» Exercise prompt
How many of the lines below include "berbeda"? Give the number and no other words.

# Start of Task input

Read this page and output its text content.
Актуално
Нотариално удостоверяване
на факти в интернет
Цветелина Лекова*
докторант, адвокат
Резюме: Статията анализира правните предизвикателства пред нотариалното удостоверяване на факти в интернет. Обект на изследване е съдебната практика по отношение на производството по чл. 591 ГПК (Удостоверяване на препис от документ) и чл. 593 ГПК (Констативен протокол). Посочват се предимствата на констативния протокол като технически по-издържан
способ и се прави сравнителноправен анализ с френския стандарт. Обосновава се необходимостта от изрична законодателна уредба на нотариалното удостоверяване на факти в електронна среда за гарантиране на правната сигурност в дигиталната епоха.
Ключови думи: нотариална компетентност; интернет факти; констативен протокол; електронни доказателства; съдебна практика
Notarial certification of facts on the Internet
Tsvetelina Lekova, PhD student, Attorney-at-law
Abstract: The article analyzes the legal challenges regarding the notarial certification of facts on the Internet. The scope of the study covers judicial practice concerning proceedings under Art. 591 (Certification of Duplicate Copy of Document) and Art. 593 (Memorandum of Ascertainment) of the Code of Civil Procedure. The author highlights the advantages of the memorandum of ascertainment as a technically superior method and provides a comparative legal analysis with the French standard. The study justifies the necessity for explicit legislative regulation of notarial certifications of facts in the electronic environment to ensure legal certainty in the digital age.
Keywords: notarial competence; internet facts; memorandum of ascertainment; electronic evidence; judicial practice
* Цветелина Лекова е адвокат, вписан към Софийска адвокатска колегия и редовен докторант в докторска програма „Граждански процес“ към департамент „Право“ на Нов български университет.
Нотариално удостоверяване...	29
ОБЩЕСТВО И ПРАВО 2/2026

# End of Task input
# Start of Task input

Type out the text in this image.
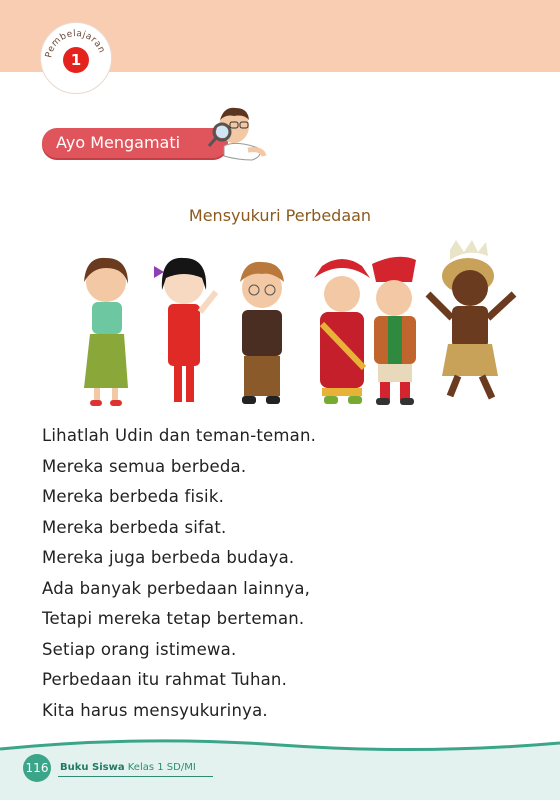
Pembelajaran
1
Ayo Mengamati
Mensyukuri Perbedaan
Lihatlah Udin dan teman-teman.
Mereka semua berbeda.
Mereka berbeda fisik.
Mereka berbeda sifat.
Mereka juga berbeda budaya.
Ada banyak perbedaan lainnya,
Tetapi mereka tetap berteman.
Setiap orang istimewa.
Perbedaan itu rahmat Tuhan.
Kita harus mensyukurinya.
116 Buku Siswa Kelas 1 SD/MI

# End of Task input

» Response
4